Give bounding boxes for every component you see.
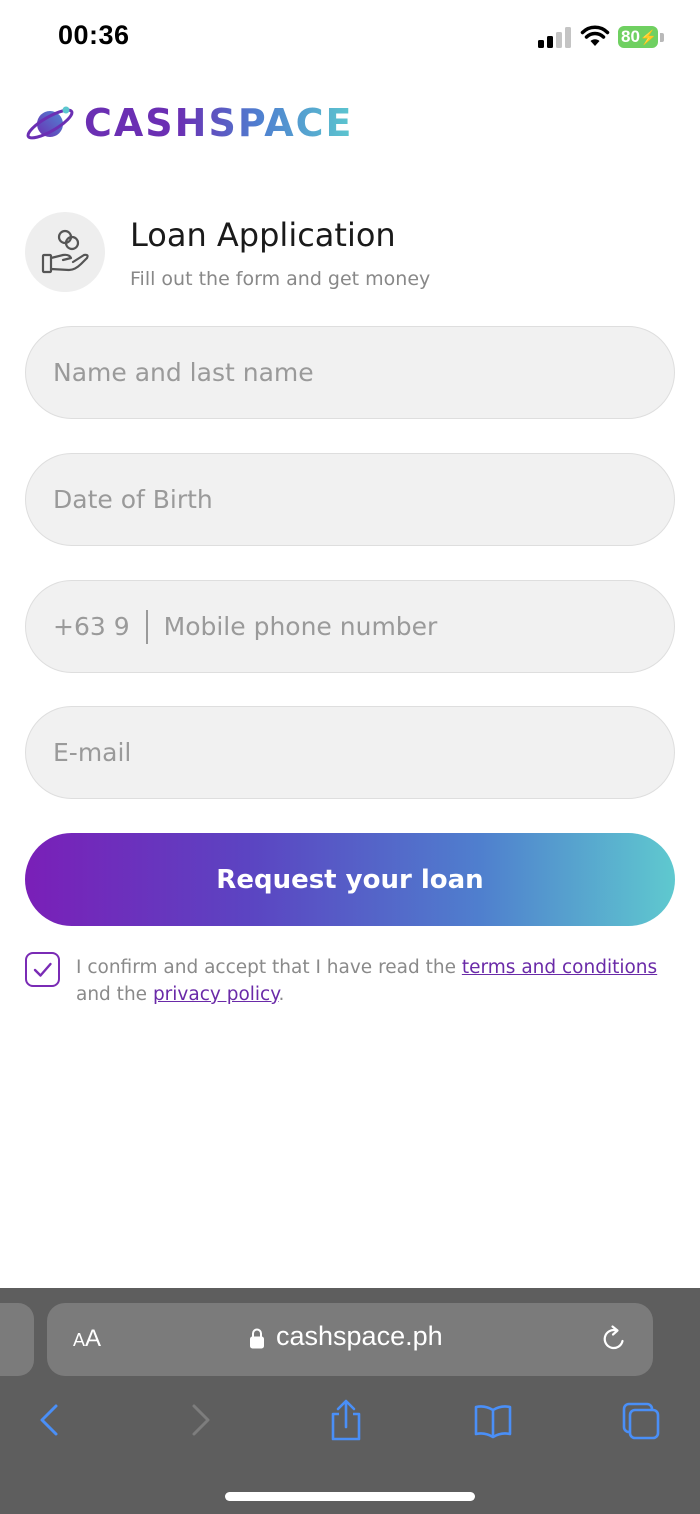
battery-icon: 80⚡ [618, 24, 664, 50]
page-title: Loan Application [130, 216, 396, 254]
terms-link[interactable]: terms and conditions [462, 957, 657, 978]
share-icon[interactable] [326, 1398, 366, 1442]
consent-text: I confirm and accept that I have read th… [76, 954, 676, 1008]
status-bar: 00:36 80⚡ [0, 0, 700, 76]
previous-tab-edge[interactable] [0, 1303, 34, 1376]
request-loan-button[interactable]: Request your loan [25, 833, 675, 926]
dob-field-placeholder: Date of Birth [53, 485, 213, 514]
bookmarks-icon[interactable] [473, 1398, 513, 1442]
reload-icon[interactable] [599, 1324, 629, 1354]
text-size-large-a: A [85, 1325, 102, 1352]
battery-level: 80 [621, 27, 640, 46]
text-size-small-a: A [73, 1330, 86, 1350]
consent-text-part: . [278, 984, 285, 1005]
address-bar[interactable]: AA cashspace.ph [47, 1303, 653, 1376]
mobile-phone-field[interactable]: +63 9 Mobile phone number [25, 580, 675, 673]
planet-logo-icon [26, 106, 74, 140]
phone-field-placeholder: Mobile phone number [163, 612, 438, 641]
email-field-placeholder: E-mail [53, 738, 132, 767]
lock-icon [250, 1328, 264, 1349]
cellular-signal-icon [538, 26, 572, 48]
email-field[interactable]: E-mail [25, 706, 675, 799]
tabs-icon[interactable] [621, 1398, 661, 1442]
phone-divider [145, 609, 148, 644]
consent-text-part: I confirm and accept that I have read th… [76, 957, 462, 978]
brand-name: CASHSPACE [84, 101, 354, 145]
phone-country-prefix: +63 9 [53, 612, 130, 641]
browser-toolbar: AA cashspace.ph [0, 1288, 700, 1514]
name-field-placeholder: Name and last name [53, 358, 314, 387]
date-of-birth-field[interactable]: Date of Birth [25, 453, 675, 546]
hand-coins-icon [25, 212, 105, 292]
consent-checkbox[interactable] [25, 952, 60, 987]
status-time: 00:36 [58, 20, 130, 50]
privacy-policy-link[interactable]: privacy policy [153, 984, 279, 1005]
text-size-button[interactable]: AA [73, 1325, 101, 1353]
consent-text-part: and the [76, 984, 153, 1005]
back-icon[interactable] [30, 1398, 70, 1442]
home-indicator[interactable] [225, 1492, 475, 1501]
browser-nav-row [0, 1390, 700, 1450]
checkmark-icon [33, 962, 52, 977]
url-text: cashspace.ph [276, 1321, 443, 1351]
brand-logo[interactable]: CASHSPACE [24, 98, 353, 148]
forward-icon[interactable] [180, 1398, 220, 1442]
name-field[interactable]: Name and last name [25, 326, 675, 419]
wifi-icon [580, 25, 610, 46]
page-subtitle: Fill out the form and get money [130, 268, 431, 290]
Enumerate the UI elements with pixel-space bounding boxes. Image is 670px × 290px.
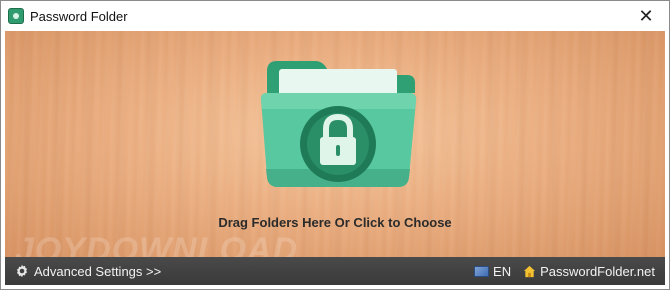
language-label: EN [493, 263, 512, 279]
advanced-settings-label: Advanced Settings >> [34, 263, 162, 279]
drop-zone[interactable]: JOYDOWNLOAD Drag Folders Here Or Click t… [5, 31, 665, 269]
gear-icon [16, 264, 28, 278]
language-selector[interactable]: EN [474, 264, 511, 279]
window-title: Password Folder [30, 8, 128, 24]
website-link[interactable]: PasswordFolder.net [523, 264, 655, 279]
advanced-settings-button[interactable]: Advanced Settings >> [15, 264, 161, 279]
title-bar: Password Folder ✕ [1, 1, 669, 31]
close-button[interactable]: ✕ [623, 1, 669, 31]
home-icon [524, 265, 536, 277]
website-label: PasswordFolder.net [540, 263, 655, 279]
drop-prompt: Drag Folders Here Or Click to Choose [218, 215, 452, 230]
locked-folder-icon [261, 61, 417, 187]
footer-bar: Advanced Settings >> EN PasswordFolder.n… [5, 257, 665, 285]
flag-icon [474, 265, 490, 277]
footer-right: EN PasswordFolder.net [474, 264, 655, 279]
app-icon [8, 8, 24, 24]
app-window: Password Folder ✕ JOYDOWNLOAD Drag Folde… [0, 0, 670, 290]
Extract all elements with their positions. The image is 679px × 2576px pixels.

→ **AIM OF THE EXERCISE**: Reproduce all of the items above, switching "Advanced Settings" to "More Settings" wherever it occurs and leaving everything else unchanged. Omit the pictures.

→ **TASK RESULT**:
Give bounding boxes for every component you see.
battery-icon: 80⚡ [618, 24, 664, 50]
page-title: Loan Application [130, 216, 396, 254]
terms-link[interactable]: terms and conditions [462, 957, 657, 978]
share-icon[interactable] [326, 1398, 366, 1442]
consent-text: I confirm and accept that I have read th… [76, 954, 676, 1008]
status-bar: 00:36 80⚡ [0, 0, 700, 76]
previous-tab-edge[interactable] [0, 1303, 34, 1376]
request-loan-button[interactable]: Request your loan [25, 833, 675, 926]
dob-field-placeholder: Date of Birth [53, 485, 213, 514]
bookmarks-icon[interactable] [473, 1398, 513, 1442]
reload-icon[interactable] [599, 1324, 629, 1354]
text-size-large-a: A [85, 1325, 102, 1352]
battery-level: 80 [621, 27, 640, 46]
text-size-small-a: A [73, 1330, 86, 1350]
consent-text-part: . [278, 984, 285, 1005]
address-bar[interactable]: AA cashspace.ph [47, 1303, 653, 1376]
mobile-phone-field[interactable]: +63 9 Mobile phone number [25, 580, 675, 673]
planet-logo-icon [26, 106, 74, 140]
phone-field-placeholder: Mobile phone number [163, 612, 438, 641]
email-field-placeholder: E-mail [53, 738, 132, 767]
lock-icon [250, 1328, 264, 1349]
cellular-signal-icon [538, 26, 572, 48]
email-field[interactable]: E-mail [25, 706, 675, 799]
tabs-icon[interactable] [621, 1398, 661, 1442]
phone-divider [145, 609, 148, 644]
consent-text-part: I confirm and accept that I have read th… [76, 957, 462, 978]
brand-name: CASHSPACE [84, 101, 354, 145]
phone-country-prefix: +63 9 [53, 612, 130, 641]
browser-toolbar: AA cashspace.ph [0, 1288, 700, 1514]
name-field-placeholder: Name and last name [53, 358, 314, 387]
date-of-birth-field[interactable]: Date of Birth [25, 453, 675, 546]
hand-coins-icon [25, 212, 105, 292]
consent-checkbox[interactable] [25, 952, 60, 987]
status-time: 00:36 [58, 20, 130, 50]
privacy-policy-link[interactable]: privacy policy [153, 984, 279, 1005]
text-size-button[interactable]: AA [73, 1325, 101, 1353]
consent-text-part: and the [76, 984, 153, 1005]
back-icon[interactable] [30, 1398, 70, 1442]
home-indicator[interactable] [225, 1492, 475, 1501]
browser-nav-row [0, 1390, 700, 1450]
checkmark-icon [33, 962, 52, 977]
url-text: cashspace.ph [276, 1321, 443, 1351]
brand-logo[interactable]: CASHSPACE [24, 98, 353, 148]
forward-icon[interactable] [180, 1398, 220, 1442]
name-field[interactable]: Name and last name [25, 326, 675, 419]
wifi-icon [580, 25, 610, 46]
page-subtitle: Fill out the form and get money [130, 268, 431, 290]
Enumerate the UI elements with pixel-space bounding boxes. Image is 670px × 290px.
language-label: EN [493, 263, 512, 279]
advanced-settings-label: More Settings >> [34, 263, 162, 279]
drop-zone[interactable]: JOYDOWNLOAD Drag Folders Here Or Click t… [5, 31, 665, 269]
gear-icon [16, 264, 28, 278]
language-selector[interactable]: EN [474, 264, 511, 279]
window-title: Password Folder [30, 8, 128, 24]
website-link[interactable]: PasswordFolder.net [523, 264, 655, 279]
advanced-settings-button[interactable]: More Settings >> [15, 264, 161, 279]
title-bar: Password Folder ✕ [1, 1, 669, 31]
close-button[interactable]: ✕ [623, 1, 669, 31]
home-icon [524, 265, 536, 277]
website-label: PasswordFolder.net [540, 263, 655, 279]
drop-prompt: Drag Folders Here Or Click to Choose [218, 215, 452, 230]
locked-folder-icon [261, 61, 417, 187]
footer-bar: More Settings >> EN PasswordFolder.n… [5, 257, 665, 285]
flag-icon [474, 265, 490, 277]
footer-right: EN PasswordFolder.net [474, 264, 655, 279]
app-icon [8, 8, 24, 24]
app-window: Password Folder ✕ JOYDOWNLOAD Drag Folde… [0, 0, 670, 290]
Extract all elements with their positions. The image is 679px × 2576px pixels.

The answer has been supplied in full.